[To do]: The records that follow are to be repeated exactly, with the pictures removed.
=====
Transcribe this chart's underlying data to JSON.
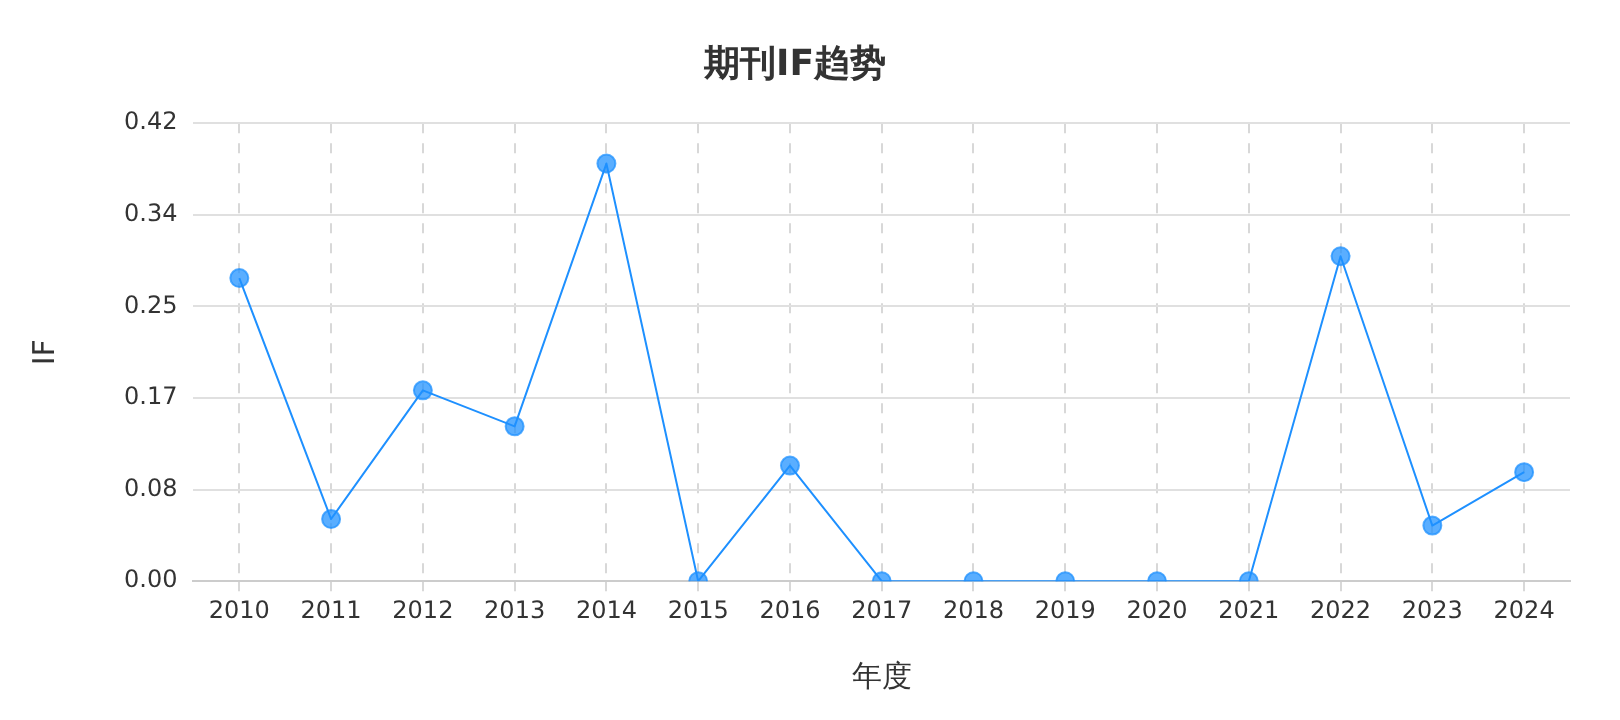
{
  "chart_data": {
    "type": "line",
    "title": "期刊IF趋势",
    "xlabel": "年度",
    "ylabel": "IF",
    "categories": [
      "2010",
      "2011",
      "2012",
      "2013",
      "2014",
      "2015",
      "2016",
      "2017",
      "2018",
      "2019",
      "2020",
      "2021",
      "2022",
      "2023",
      "2024"
    ],
    "series": [
      {
        "color": "#1e90ff",
        "values": [
          0.278,
          0.057,
          0.175,
          0.142,
          0.383,
          0,
          0.106,
          0,
          0,
          0,
          0,
          0,
          0.298,
          0.051,
          0.1
        ]
      }
    ],
    "ylim": [
      0,
      0.42
    ],
    "yticks": [
      {
        "value": 0,
        "label": "0.00"
      },
      {
        "value": 0.084,
        "label": "0.08"
      },
      {
        "value": 0.168,
        "label": "0.17"
      },
      {
        "value": 0.252,
        "label": "0.25"
      },
      {
        "value": 0.336,
        "label": "0.34"
      },
      {
        "value": 0.42,
        "label": "0.42"
      }
    ],
    "grid": true,
    "legend": false,
    "marker": "circle",
    "line_style": "solid"
  }
}
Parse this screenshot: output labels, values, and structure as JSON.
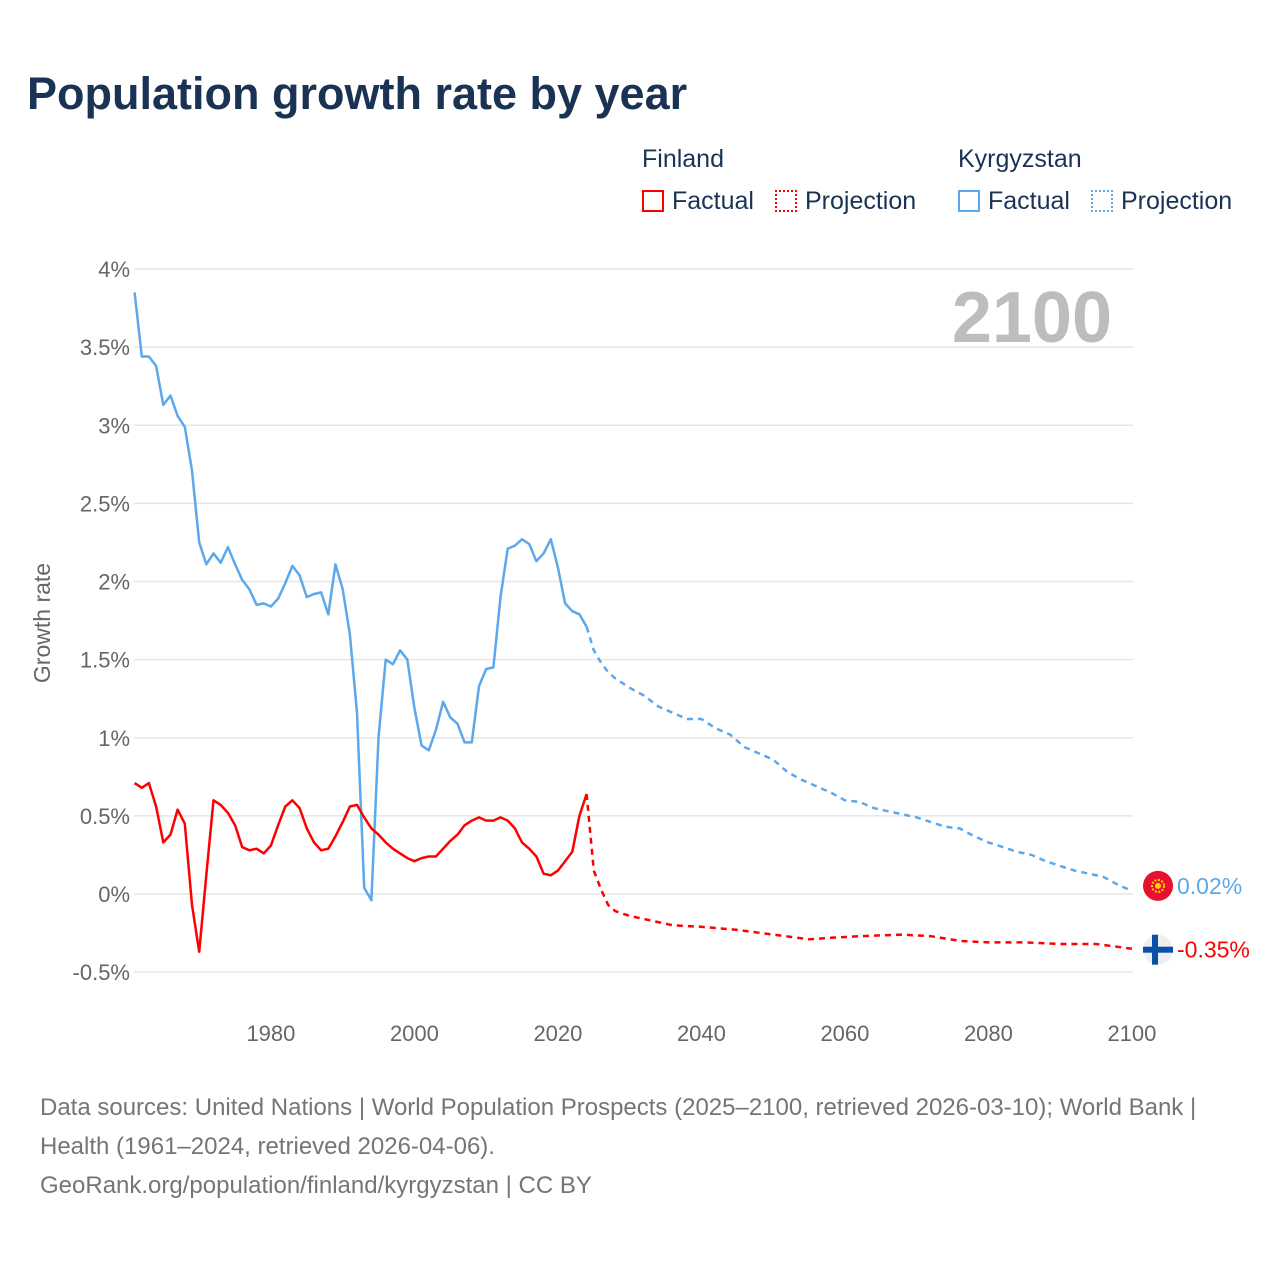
{
  "title": "Population growth rate by year",
  "legend": {
    "groups": [
      {
        "name": "Finland",
        "color": "#ff0000",
        "factual": "Factual",
        "projection": "Projection"
      },
      {
        "name": "Kyrgyzstan",
        "color": "#5ca8ec",
        "factual": "Factual",
        "projection": "Projection"
      }
    ]
  },
  "footer": {
    "sources": "Data sources: United Nations | World Population Prospects (2025–2100, retrieved 2026-03-10); World Bank | Health (1961–2024, retrieved 2026-04-06).",
    "credit": "GeoRank.org/population/finland/kyrgyzstan | CC BY"
  },
  "chart_data": {
    "type": "line",
    "title": "Population growth rate by year",
    "ylabel": "Growth rate",
    "xlabel": "",
    "year_label": "2100",
    "xlim": [
      1961,
      2100
    ],
    "ylim": [
      -0.6,
      4.0
    ],
    "x_ticks": [
      "1980",
      "2000",
      "2020",
      "2040",
      "2060",
      "2080",
      "2100"
    ],
    "y_ticks": [
      {
        "v": 4,
        "label": "4%"
      },
      {
        "v": 3.5,
        "label": "3.5%"
      },
      {
        "v": 3,
        "label": "3%"
      },
      {
        "v": 2.5,
        "label": "2.5%"
      },
      {
        "v": 2,
        "label": "2%"
      },
      {
        "v": 1.5,
        "label": "1.5%"
      },
      {
        "v": 1,
        "label": "1%"
      },
      {
        "v": 0.5,
        "label": "0.5%"
      },
      {
        "v": 0,
        "label": "0%"
      },
      {
        "v": -0.5,
        "label": "-0.5%"
      }
    ],
    "grid": true,
    "series": [
      {
        "name": "Kyrgyzstan",
        "color": "#5ca8ec",
        "end_label": "0.02%",
        "flag": "kyrgyzstan-flag",
        "factual_start": 1961,
        "factual": [
          3.85,
          3.44,
          3.44,
          3.38,
          3.13,
          3.19,
          3.06,
          2.99,
          2.71,
          2.25,
          2.11,
          2.18,
          2.12,
          2.22,
          2.11,
          2.01,
          1.95,
          1.85,
          1.86,
          1.84,
          1.89,
          1.99,
          2.1,
          2.04,
          1.9,
          1.92,
          1.93,
          1.79,
          2.11,
          1.95,
          1.66,
          1.16,
          0.04,
          -0.04,
          1.0,
          1.5,
          1.47,
          1.56,
          1.5,
          1.19,
          0.95,
          0.92,
          1.05,
          1.23,
          1.13,
          1.09,
          0.97,
          0.97,
          1.33,
          1.44,
          1.45,
          1.9,
          2.21,
          2.23,
          2.27,
          2.24,
          2.13,
          2.18,
          2.27,
          2.09,
          1.86,
          1.81,
          1.79,
          1.71
        ],
        "projection": [
          [
            2024,
            1.71
          ],
          [
            2025,
            1.56
          ],
          [
            2026,
            1.48
          ],
          [
            2027,
            1.42
          ],
          [
            2028,
            1.38
          ],
          [
            2030,
            1.32
          ],
          [
            2032,
            1.27
          ],
          [
            2034,
            1.2
          ],
          [
            2036,
            1.16
          ],
          [
            2038,
            1.12
          ],
          [
            2040,
            1.12
          ],
          [
            2042,
            1.06
          ],
          [
            2044,
            1.02
          ],
          [
            2046,
            0.94
          ],
          [
            2048,
            0.9
          ],
          [
            2050,
            0.86
          ],
          [
            2052,
            0.78
          ],
          [
            2054,
            0.73
          ],
          [
            2056,
            0.69
          ],
          [
            2058,
            0.65
          ],
          [
            2060,
            0.6
          ],
          [
            2062,
            0.59
          ],
          [
            2064,
            0.55
          ],
          [
            2066,
            0.53
          ],
          [
            2068,
            0.51
          ],
          [
            2070,
            0.49
          ],
          [
            2072,
            0.46
          ],
          [
            2074,
            0.43
          ],
          [
            2076,
            0.42
          ],
          [
            2078,
            0.37
          ],
          [
            2080,
            0.33
          ],
          [
            2082,
            0.3
          ],
          [
            2084,
            0.27
          ],
          [
            2086,
            0.25
          ],
          [
            2088,
            0.21
          ],
          [
            2090,
            0.18
          ],
          [
            2092,
            0.15
          ],
          [
            2094,
            0.13
          ],
          [
            2096,
            0.11
          ],
          [
            2098,
            0.06
          ],
          [
            2100,
            0.02
          ]
        ]
      },
      {
        "name": "Finland",
        "color": "#ff0000",
        "end_label": "-0.35%",
        "flag": "finland-flag",
        "factual_start": 1961,
        "factual": [
          0.71,
          0.68,
          0.71,
          0.56,
          0.33,
          0.38,
          0.54,
          0.45,
          -0.07,
          -0.37,
          0.12,
          0.6,
          0.57,
          0.52,
          0.44,
          0.3,
          0.28,
          0.29,
          0.26,
          0.31,
          0.44,
          0.56,
          0.6,
          0.55,
          0.42,
          0.33,
          0.28,
          0.29,
          0.37,
          0.46,
          0.56,
          0.57,
          0.49,
          0.42,
          0.38,
          0.33,
          0.29,
          0.26,
          0.23,
          0.21,
          0.23,
          0.24,
          0.24,
          0.29,
          0.34,
          0.38,
          0.44,
          0.47,
          0.49,
          0.47,
          0.47,
          0.49,
          0.47,
          0.42,
          0.33,
          0.29,
          0.24,
          0.13,
          0.12,
          0.15,
          0.21,
          0.27,
          0.5,
          0.64
        ],
        "projection": [
          [
            2024,
            0.64
          ],
          [
            2025,
            0.15
          ],
          [
            2026,
            0.03
          ],
          [
            2027,
            -0.07
          ],
          [
            2028,
            -0.11
          ],
          [
            2030,
            -0.14
          ],
          [
            2033,
            -0.17
          ],
          [
            2036,
            -0.2
          ],
          [
            2040,
            -0.21
          ],
          [
            2045,
            -0.23
          ],
          [
            2050,
            -0.26
          ],
          [
            2055,
            -0.29
          ],
          [
            2058,
            -0.28
          ],
          [
            2062,
            -0.27
          ],
          [
            2068,
            -0.26
          ],
          [
            2072,
            -0.27
          ],
          [
            2076,
            -0.3
          ],
          [
            2080,
            -0.31
          ],
          [
            2085,
            -0.31
          ],
          [
            2090,
            -0.32
          ],
          [
            2095,
            -0.32
          ],
          [
            2100,
            -0.35
          ]
        ]
      }
    ]
  }
}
=====
[Full solution]:
Transcribe this chart's underlying data to JSON.
{
  "chart_data": {
    "type": "line",
    "title": "期刊IF趋势",
    "xlabel": "年度",
    "ylabel": "IF",
    "categories": [
      "2010",
      "2011",
      "2012",
      "2013",
      "2014",
      "2015",
      "2016",
      "2017",
      "2018",
      "2019",
      "2020",
      "2021",
      "2022",
      "2023",
      "2024"
    ],
    "series": [
      {
        "color": "#1e90ff",
        "values": [
          0.278,
          0.057,
          0.175,
          0.142,
          0.383,
          0,
          0.106,
          0,
          0,
          0,
          0,
          0,
          0.298,
          0.051,
          0.1
        ]
      }
    ],
    "ylim": [
      0,
      0.42
    ],
    "yticks": [
      {
        "value": 0,
        "label": "0.00"
      },
      {
        "value": 0.084,
        "label": "0.08"
      },
      {
        "value": 0.168,
        "label": "0.17"
      },
      {
        "value": 0.252,
        "label": "0.25"
      },
      {
        "value": 0.336,
        "label": "0.34"
      },
      {
        "value": 0.42,
        "label": "0.42"
      }
    ],
    "grid": true,
    "legend": false,
    "marker": "circle",
    "line_style": "solid"
  }
}
Parse this screenshot: output labels, values, and structure as JSON.
{
  "title": "Population growth rate by year",
  "legend": {
    "groups": [
      {
        "name": "Finland",
        "color": "#ff0000",
        "factual": "Factual",
        "projection": "Projection"
      },
      {
        "name": "Kyrgyzstan",
        "color": "#5ca8ec",
        "factual": "Factual",
        "projection": "Projection"
      }
    ]
  },
  "footer": {
    "sources": "Data sources: United Nations | World Population Prospects (2025–2100, retrieved 2026-03-10); World Bank | Health (1961–2024, retrieved 2026-04-06).",
    "credit": "GeoRank.org/population/finland/kyrgyzstan | CC BY"
  },
  "chart_data": {
    "type": "line",
    "title": "Population growth rate by year",
    "ylabel": "Growth rate",
    "xlabel": "",
    "year_label": "2100",
    "xlim": [
      1961,
      2100
    ],
    "ylim": [
      -0.6,
      4.0
    ],
    "x_ticks": [
      "1980",
      "2000",
      "2020",
      "2040",
      "2060",
      "2080",
      "2100"
    ],
    "y_ticks": [
      {
        "v": 4,
        "label": "4%"
      },
      {
        "v": 3.5,
        "label": "3.5%"
      },
      {
        "v": 3,
        "label": "3%"
      },
      {
        "v": 2.5,
        "label": "2.5%"
      },
      {
        "v": 2,
        "label": "2%"
      },
      {
        "v": 1.5,
        "label": "1.5%"
      },
      {
        "v": 1,
        "label": "1%"
      },
      {
        "v": 0.5,
        "label": "0.5%"
      },
      {
        "v": 0,
        "label": "0%"
      },
      {
        "v": -0.5,
        "label": "-0.5%"
      }
    ],
    "grid": true,
    "series": [
      {
        "name": "Kyrgyzstan",
        "color": "#5ca8ec",
        "end_label": "0.02%",
        "flag": "kyrgyzstan-flag",
        "factual_start": 1961,
        "factual": [
          3.85,
          3.44,
          3.44,
          3.38,
          3.13,
          3.19,
          3.06,
          2.99,
          2.71,
          2.25,
          2.11,
          2.18,
          2.12,
          2.22,
          2.11,
          2.01,
          1.95,
          1.85,
          1.86,
          1.84,
          1.89,
          1.99,
          2.1,
          2.04,
          1.9,
          1.92,
          1.93,
          1.79,
          2.11,
          1.95,
          1.66,
          1.16,
          0.04,
          -0.04,
          1.0,
          1.5,
          1.47,
          1.56,
          1.5,
          1.19,
          0.95,
          0.92,
          1.05,
          1.23,
          1.13,
          1.09,
          0.97,
          0.97,
          1.33,
          1.44,
          1.45,
          1.9,
          2.21,
          2.23,
          2.27,
          2.24,
          2.13,
          2.18,
          2.27,
          2.09,
          1.86,
          1.81,
          1.79,
          1.71
        ],
        "projection": [
          [
            2024,
            1.71
          ],
          [
            2025,
            1.56
          ],
          [
            2026,
            1.48
          ],
          [
            2027,
            1.42
          ],
          [
            2028,
            1.38
          ],
          [
            2030,
            1.32
          ],
          [
            2032,
            1.27
          ],
          [
            2034,
            1.2
          ],
          [
            2036,
            1.16
          ],
          [
            2038,
            1.12
          ],
          [
            2040,
            1.12
          ],
          [
            2042,
            1.06
          ],
          [
            2044,
            1.02
          ],
          [
            2046,
            0.94
          ],
          [
            2048,
            0.9
          ],
          [
            2050,
            0.86
          ],
          [
            2052,
            0.78
          ],
          [
            2054,
            0.73
          ],
          [
            2056,
            0.69
          ],
          [
            2058,
            0.65
          ],
          [
            2060,
            0.6
          ],
          [
            2062,
            0.59
          ],
          [
            2064,
            0.55
          ],
          [
            2066,
            0.53
          ],
          [
            2068,
            0.51
          ],
          [
            2070,
            0.49
          ],
          [
            2072,
            0.46
          ],
          [
            2074,
            0.43
          ],
          [
            2076,
            0.42
          ],
          [
            2078,
            0.37
          ],
          [
            2080,
            0.33
          ],
          [
            2082,
            0.3
          ],
          [
            2084,
            0.27
          ],
          [
            2086,
            0.25
          ],
          [
            2088,
            0.21
          ],
          [
            2090,
            0.18
          ],
          [
            2092,
            0.15
          ],
          [
            2094,
            0.13
          ],
          [
            2096,
            0.11
          ],
          [
            2098,
            0.06
          ],
          [
            2100,
            0.02
          ]
        ]
      },
      {
        "name": "Finland",
        "color": "#ff0000",
        "end_label": "-0.35%",
        "flag": "finland-flag",
        "factual_start": 1961,
        "factual": [
          0.71,
          0.68,
          0.71,
          0.56,
          0.33,
          0.38,
          0.54,
          0.45,
          -0.07,
          -0.37,
          0.12,
          0.6,
          0.57,
          0.52,
          0.44,
          0.3,
          0.28,
          0.29,
          0.26,
          0.31,
          0.44,
          0.56,
          0.6,
          0.55,
          0.42,
          0.33,
          0.28,
          0.29,
          0.37,
          0.46,
          0.56,
          0.57,
          0.49,
          0.42,
          0.38,
          0.33,
          0.29,
          0.26,
          0.23,
          0.21,
          0.23,
          0.24,
          0.24,
          0.29,
          0.34,
          0.38,
          0.44,
          0.47,
          0.49,
          0.47,
          0.47,
          0.49,
          0.47,
          0.42,
          0.33,
          0.29,
          0.24,
          0.13,
          0.12,
          0.15,
          0.21,
          0.27,
          0.5,
          0.64
        ],
        "projection": [
          [
            2024,
            0.64
          ],
          [
            2025,
            0.15
          ],
          [
            2026,
            0.03
          ],
          [
            2027,
            -0.07
          ],
          [
            2028,
            -0.11
          ],
          [
            2030,
            -0.14
          ],
          [
            2033,
            -0.17
          ],
          [
            2036,
            -0.2
          ],
          [
            2040,
            -0.21
          ],
          [
            2045,
            -0.23
          ],
          [
            2050,
            -0.26
          ],
          [
            2055,
            -0.29
          ],
          [
            2058,
            -0.28
          ],
          [
            2062,
            -0.27
          ],
          [
            2068,
            -0.26
          ],
          [
            2072,
            -0.27
          ],
          [
            2076,
            -0.3
          ],
          [
            2080,
            -0.31
          ],
          [
            2085,
            -0.31
          ],
          [
            2090,
            -0.32
          ],
          [
            2095,
            -0.32
          ],
          [
            2100,
            -0.35
          ]
        ]
      }
    ]
  }
}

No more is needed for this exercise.